Aim: From the entries below, gather each line containing the word "samb".

Excerpted data:
== == ==
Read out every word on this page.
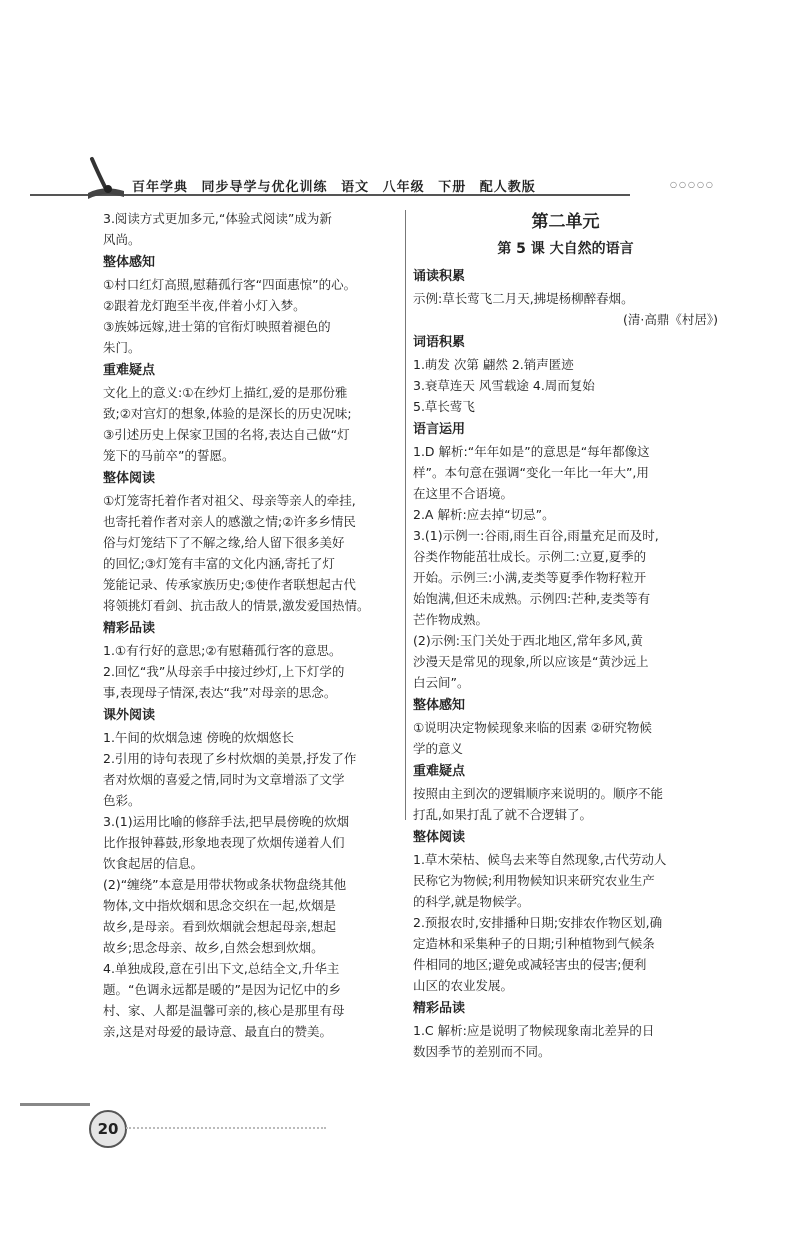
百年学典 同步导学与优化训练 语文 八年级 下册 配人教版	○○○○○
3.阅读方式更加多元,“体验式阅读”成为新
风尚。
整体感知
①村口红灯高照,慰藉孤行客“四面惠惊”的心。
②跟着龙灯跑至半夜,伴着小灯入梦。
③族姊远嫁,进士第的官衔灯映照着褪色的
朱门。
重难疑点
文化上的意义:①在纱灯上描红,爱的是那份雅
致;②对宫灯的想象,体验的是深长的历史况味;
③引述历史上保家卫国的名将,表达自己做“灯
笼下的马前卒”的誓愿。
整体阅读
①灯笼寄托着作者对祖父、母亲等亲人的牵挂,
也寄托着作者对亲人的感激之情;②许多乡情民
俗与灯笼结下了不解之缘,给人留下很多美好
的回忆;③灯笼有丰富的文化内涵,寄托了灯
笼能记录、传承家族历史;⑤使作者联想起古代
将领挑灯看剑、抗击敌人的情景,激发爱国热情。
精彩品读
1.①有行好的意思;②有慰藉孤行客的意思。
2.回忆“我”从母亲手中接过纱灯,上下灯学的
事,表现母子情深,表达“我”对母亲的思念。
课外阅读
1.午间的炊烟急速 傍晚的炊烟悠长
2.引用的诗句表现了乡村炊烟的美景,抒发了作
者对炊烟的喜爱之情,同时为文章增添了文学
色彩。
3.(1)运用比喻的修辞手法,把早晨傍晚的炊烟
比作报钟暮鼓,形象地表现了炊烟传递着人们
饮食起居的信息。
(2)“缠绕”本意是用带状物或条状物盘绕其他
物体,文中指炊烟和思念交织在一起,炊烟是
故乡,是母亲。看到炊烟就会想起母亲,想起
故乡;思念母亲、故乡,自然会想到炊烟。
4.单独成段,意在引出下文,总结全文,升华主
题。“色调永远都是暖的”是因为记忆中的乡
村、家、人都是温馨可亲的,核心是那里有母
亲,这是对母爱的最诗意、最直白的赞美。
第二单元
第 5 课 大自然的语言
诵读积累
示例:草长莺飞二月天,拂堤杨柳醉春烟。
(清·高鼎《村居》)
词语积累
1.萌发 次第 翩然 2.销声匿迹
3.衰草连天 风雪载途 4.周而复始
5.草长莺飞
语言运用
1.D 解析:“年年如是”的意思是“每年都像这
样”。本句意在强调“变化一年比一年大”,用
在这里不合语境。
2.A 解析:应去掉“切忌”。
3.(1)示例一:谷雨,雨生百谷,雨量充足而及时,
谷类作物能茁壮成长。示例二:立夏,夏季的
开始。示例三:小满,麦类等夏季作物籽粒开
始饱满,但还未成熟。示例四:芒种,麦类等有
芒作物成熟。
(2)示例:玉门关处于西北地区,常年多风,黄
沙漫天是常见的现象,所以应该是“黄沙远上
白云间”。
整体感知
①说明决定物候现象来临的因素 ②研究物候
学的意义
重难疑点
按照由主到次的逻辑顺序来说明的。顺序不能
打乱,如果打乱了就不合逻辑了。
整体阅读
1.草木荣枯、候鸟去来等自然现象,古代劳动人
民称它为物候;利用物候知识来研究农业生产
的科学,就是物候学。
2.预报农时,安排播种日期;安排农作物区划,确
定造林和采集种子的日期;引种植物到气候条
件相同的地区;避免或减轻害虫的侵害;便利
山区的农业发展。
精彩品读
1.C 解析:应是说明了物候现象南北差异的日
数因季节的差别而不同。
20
== == ==
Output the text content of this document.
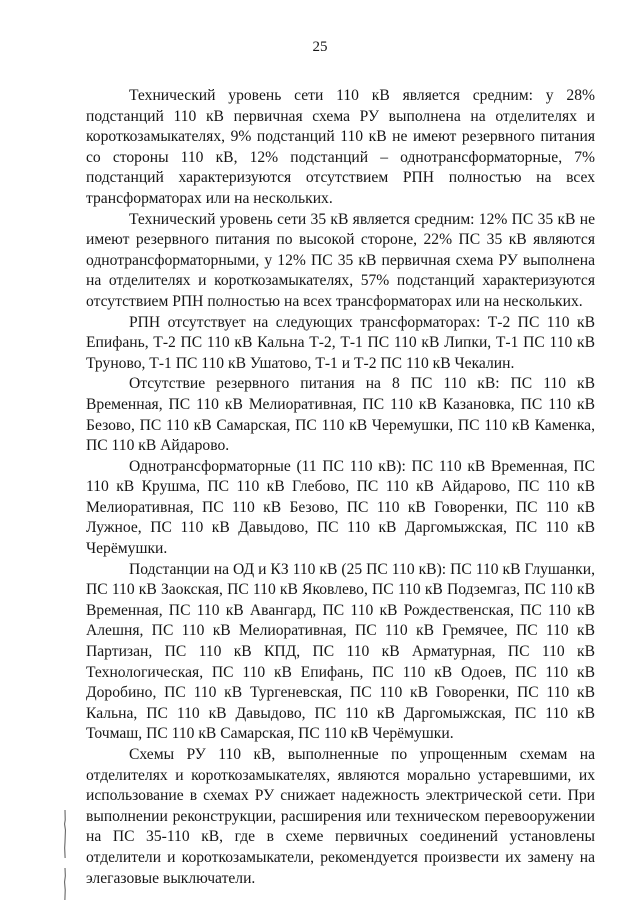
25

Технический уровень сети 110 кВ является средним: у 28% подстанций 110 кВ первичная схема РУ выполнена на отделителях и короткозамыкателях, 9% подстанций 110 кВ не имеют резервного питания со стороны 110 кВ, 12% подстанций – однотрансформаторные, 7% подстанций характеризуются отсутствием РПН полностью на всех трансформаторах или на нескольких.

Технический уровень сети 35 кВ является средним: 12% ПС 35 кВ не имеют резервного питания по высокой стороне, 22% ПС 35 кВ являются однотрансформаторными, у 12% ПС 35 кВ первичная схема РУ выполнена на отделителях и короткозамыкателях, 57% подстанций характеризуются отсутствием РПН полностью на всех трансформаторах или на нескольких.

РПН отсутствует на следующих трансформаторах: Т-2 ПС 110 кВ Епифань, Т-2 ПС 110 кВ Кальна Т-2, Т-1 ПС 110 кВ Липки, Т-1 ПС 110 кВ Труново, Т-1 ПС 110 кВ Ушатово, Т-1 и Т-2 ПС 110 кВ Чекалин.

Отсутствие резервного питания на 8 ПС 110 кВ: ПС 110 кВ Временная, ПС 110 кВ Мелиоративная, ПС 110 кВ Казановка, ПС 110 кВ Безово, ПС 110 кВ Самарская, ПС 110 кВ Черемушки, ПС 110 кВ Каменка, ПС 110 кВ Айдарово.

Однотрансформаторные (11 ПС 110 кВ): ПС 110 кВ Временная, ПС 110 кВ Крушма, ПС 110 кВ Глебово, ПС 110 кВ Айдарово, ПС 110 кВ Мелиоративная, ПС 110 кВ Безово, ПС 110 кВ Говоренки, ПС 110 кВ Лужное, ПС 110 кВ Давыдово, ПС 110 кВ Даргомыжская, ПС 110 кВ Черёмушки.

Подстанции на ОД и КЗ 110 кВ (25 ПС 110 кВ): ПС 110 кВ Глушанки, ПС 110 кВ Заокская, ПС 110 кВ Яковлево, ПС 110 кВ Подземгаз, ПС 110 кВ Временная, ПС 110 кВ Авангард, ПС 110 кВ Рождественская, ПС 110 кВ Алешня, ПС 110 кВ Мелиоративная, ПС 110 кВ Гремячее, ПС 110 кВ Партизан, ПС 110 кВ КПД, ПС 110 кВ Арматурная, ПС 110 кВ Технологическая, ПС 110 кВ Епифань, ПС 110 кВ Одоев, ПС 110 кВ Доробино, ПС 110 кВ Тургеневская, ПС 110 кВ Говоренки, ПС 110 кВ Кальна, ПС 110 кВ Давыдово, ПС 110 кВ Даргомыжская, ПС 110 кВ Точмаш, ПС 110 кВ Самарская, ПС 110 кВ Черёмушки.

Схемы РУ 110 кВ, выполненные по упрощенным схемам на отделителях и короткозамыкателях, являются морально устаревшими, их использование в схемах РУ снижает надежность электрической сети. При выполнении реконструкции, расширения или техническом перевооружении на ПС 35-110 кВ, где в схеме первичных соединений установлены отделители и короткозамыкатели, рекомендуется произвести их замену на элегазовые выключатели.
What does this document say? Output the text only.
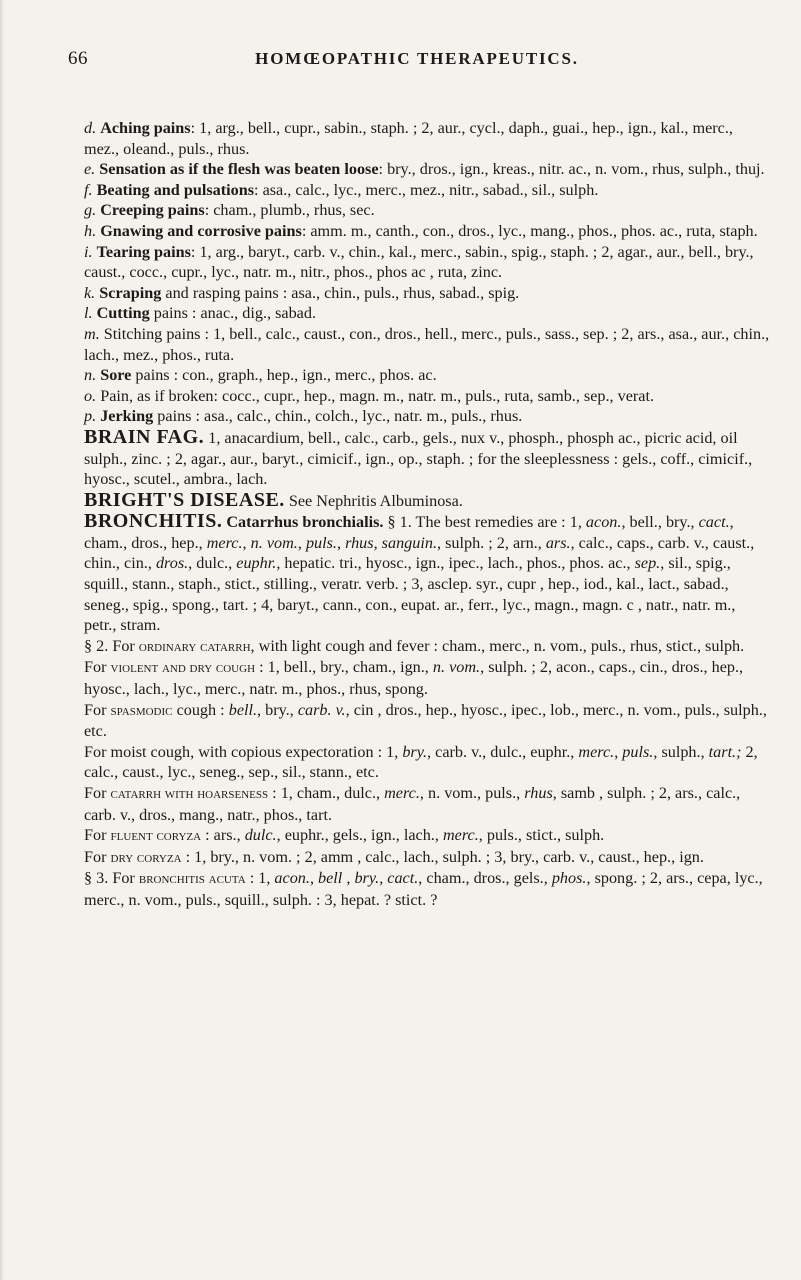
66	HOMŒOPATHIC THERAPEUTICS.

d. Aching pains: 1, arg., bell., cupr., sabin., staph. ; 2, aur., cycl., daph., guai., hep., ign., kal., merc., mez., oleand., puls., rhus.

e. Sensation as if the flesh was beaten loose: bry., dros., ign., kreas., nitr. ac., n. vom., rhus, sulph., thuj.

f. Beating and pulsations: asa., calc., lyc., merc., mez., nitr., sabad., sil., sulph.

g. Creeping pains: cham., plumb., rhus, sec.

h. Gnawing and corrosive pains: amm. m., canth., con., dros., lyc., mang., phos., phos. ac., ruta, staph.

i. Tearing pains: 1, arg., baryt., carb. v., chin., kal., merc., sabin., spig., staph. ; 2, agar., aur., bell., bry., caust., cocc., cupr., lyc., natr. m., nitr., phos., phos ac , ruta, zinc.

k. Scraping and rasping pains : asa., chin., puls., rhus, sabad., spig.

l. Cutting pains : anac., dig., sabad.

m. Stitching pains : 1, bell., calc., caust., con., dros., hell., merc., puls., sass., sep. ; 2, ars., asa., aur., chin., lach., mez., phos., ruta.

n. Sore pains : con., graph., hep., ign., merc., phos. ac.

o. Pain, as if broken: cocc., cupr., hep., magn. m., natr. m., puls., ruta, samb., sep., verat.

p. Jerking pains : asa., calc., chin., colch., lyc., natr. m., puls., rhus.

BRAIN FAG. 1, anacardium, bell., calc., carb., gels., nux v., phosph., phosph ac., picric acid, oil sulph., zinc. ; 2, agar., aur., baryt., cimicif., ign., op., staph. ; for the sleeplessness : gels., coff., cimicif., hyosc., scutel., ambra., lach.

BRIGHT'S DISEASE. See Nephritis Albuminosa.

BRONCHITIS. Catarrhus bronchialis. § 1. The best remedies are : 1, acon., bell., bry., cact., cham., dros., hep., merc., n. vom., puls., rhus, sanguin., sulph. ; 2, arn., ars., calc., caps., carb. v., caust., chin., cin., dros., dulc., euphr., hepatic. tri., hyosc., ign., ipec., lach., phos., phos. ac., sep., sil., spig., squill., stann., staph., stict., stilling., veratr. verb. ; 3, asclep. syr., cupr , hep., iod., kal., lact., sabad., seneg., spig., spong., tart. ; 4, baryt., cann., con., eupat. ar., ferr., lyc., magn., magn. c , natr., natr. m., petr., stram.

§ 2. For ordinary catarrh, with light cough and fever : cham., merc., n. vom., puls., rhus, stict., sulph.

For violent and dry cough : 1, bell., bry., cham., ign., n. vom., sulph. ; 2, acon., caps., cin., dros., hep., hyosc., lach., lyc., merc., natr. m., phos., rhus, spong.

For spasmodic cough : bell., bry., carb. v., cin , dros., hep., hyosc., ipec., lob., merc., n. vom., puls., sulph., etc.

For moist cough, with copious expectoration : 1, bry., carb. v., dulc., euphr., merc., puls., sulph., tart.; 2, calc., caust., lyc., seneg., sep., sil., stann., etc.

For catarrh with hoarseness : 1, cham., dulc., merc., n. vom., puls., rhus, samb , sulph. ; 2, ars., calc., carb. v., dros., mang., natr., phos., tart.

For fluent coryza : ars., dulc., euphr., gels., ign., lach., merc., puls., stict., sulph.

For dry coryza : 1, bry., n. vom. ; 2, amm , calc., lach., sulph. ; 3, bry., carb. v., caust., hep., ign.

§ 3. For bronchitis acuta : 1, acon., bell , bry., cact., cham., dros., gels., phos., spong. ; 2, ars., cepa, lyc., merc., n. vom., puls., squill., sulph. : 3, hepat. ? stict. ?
== == ==
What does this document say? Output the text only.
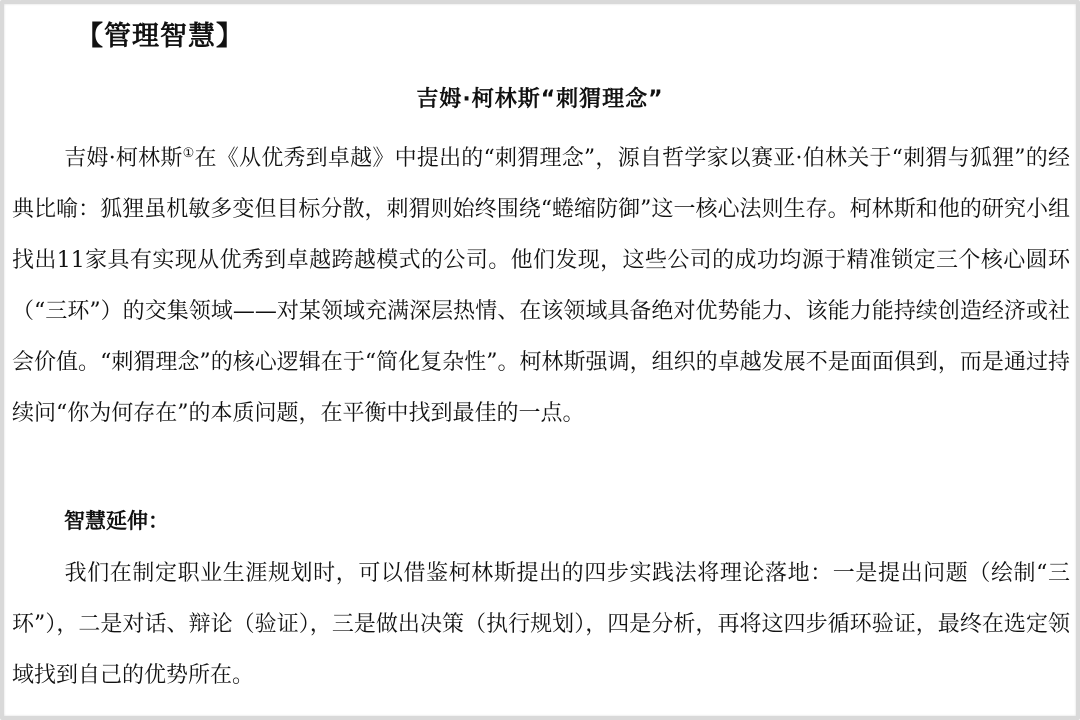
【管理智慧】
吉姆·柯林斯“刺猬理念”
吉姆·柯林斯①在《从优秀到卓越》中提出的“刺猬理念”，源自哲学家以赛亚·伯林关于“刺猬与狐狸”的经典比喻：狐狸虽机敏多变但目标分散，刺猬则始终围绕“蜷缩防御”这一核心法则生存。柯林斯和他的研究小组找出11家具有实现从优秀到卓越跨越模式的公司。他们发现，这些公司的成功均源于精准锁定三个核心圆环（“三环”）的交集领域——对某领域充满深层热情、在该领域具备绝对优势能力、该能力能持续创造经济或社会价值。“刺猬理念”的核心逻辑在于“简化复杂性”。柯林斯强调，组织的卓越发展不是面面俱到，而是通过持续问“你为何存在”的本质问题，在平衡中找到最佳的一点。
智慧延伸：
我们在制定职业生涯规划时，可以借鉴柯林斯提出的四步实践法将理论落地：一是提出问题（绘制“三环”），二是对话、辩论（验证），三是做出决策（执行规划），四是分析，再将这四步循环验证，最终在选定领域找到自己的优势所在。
== == ==
Solution to the exercise:
o. Pain, as if broken: cocc., cupr., hep., magn. m., natr. m., puls., ruta, samb., sep., verat.
For catarrh with hoarseness : 1, cham., dulc., merc., n. vom., puls., rhus, samb , sulph. ; 2, ars., calc., carb. v., dros., mang., natr., phos., tart.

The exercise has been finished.